::: HALAMAN

REPUBLIKA.CO.ID, MOSKOW -- Rusia pada Kamis (17/2/2022) mengatakan situasi di perbatasan Ukraina stabil, meski ada peningkatan ketegangan di jalur kontak di Donbas.
Pada briefing harian di Moskow, juru bicara Kremlin Dmitry Peskov mengatakan bahwa bertentangan dengan peringatan Barat, penilaian angkatan bersenjata Ukraina sama dengan Rusia, bahwa tidak ada penumpukan militer yang luar biasa di perbatasan. Negara-negara Barat menuduh Rusia mengumpulkan lebih dari 100.000 tentara di dekat Ukraina, memicu kekhawatiran bahwa Kremlin dapat merencanakan serangan militer terhadap bekas tetangga Sovietnya.
Menyangkal bahwa sedang bersiap untuk menyerang, Rusia menuduh negara-negara Barat merusak keamanannya melalui ekspansi NATO ke perbatasannya. Peskov memperingatkan bahwa situasi bisa tidak terkendali di jalur kontak antara pasukan Ukraina dan separatis pro-Rusia di wilayah timur Donbas, yang dipicu oleh laporan media Barat.
“Kami memantau dengan penuh perhatian. Kami akan melihat bagaimana situasi (di Ukraina) berkembang.”

::::::

▸ **SOAL**
1/ Menurut berita tentang situasi perbatasan Ukraina di atas, siapa juru bicara Kremlin yang berbicara pada briefing harian di Moskow?
2/ Teruskan berita tentang situasi perbatasan Ukraina di atas, dimulai setelah kalimat terakhirnya.

::: DATA TEREKAM

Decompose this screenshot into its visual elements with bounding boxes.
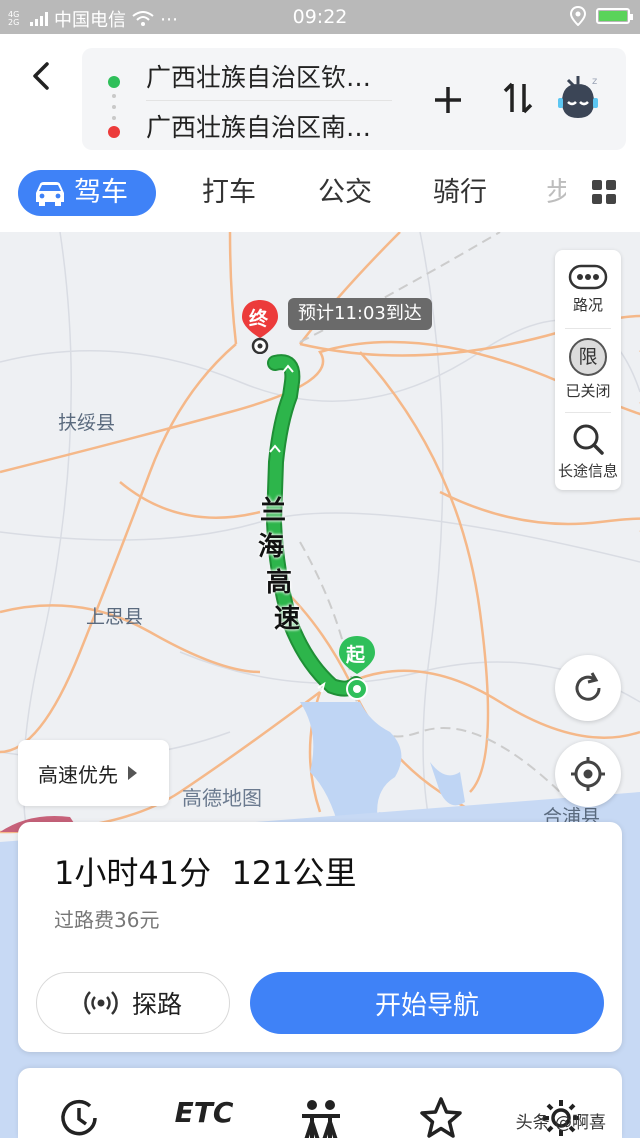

::::::

▸ **JAWABAN**
1/ Dmitry Peskov.

2/
"Kami telah berulang kali memperingatkan bahwa konsentrasi berlebihan angkatan bersenjata Ukraina di dekat garis demarkasi, bersama dengan kemungkinan provokasi, dapat mewakili bahaya yang mengerikan," kata Peskov.
Mengutip laporan "mengkhawatirkan" tentang baku tembak antara kedua pihak, jubir Kremlin mendesak otoritas Barat dan NATO untuk menggunakan pengaruh mereka guna menghentikan Kyiv dari eskalasi lebih lanjut.
"Tidak seorang pun, tidak ada perwakilan Barat yang berbicara tentang potensi serangan besar angkatan bersenjata Ukraina di garis demarkasi. Dan bersama dengan tindakan provokatif, yang telah menguat selama satu atau beberapa hari terakhir, ini adalah situasi yang sangat, sangat berbahaya," kata dia.
Peskov juga menuduh "banyak negara Barat, termasuk NATO" memimpin "agresi informasi terbuka" terhadap Rusia melalui laporan bahwa Moskow berencana untuk menyerang Ukraina, meskipun telah mengembalikan beberapa pasukannya ke area penempatan permanen mereka dari latihan militer di dekat perbatasan.
Contoh lain dari agresi semacam itu adalah klaim "palsu" bahwa Rusia mungkin menyerang Ukraina setelah 20 Februari. Di tengah ketegangan baru-baru ini, Rusia telah mengeluarkan daftar tuntutan keamanan ke Barat, termasuk mundurnya pengerahan pasukan dari beberapa negara bekas Soviet, dan jaminan bahwa beberapa negara tersebut tidak akan bergabung dengan NATO.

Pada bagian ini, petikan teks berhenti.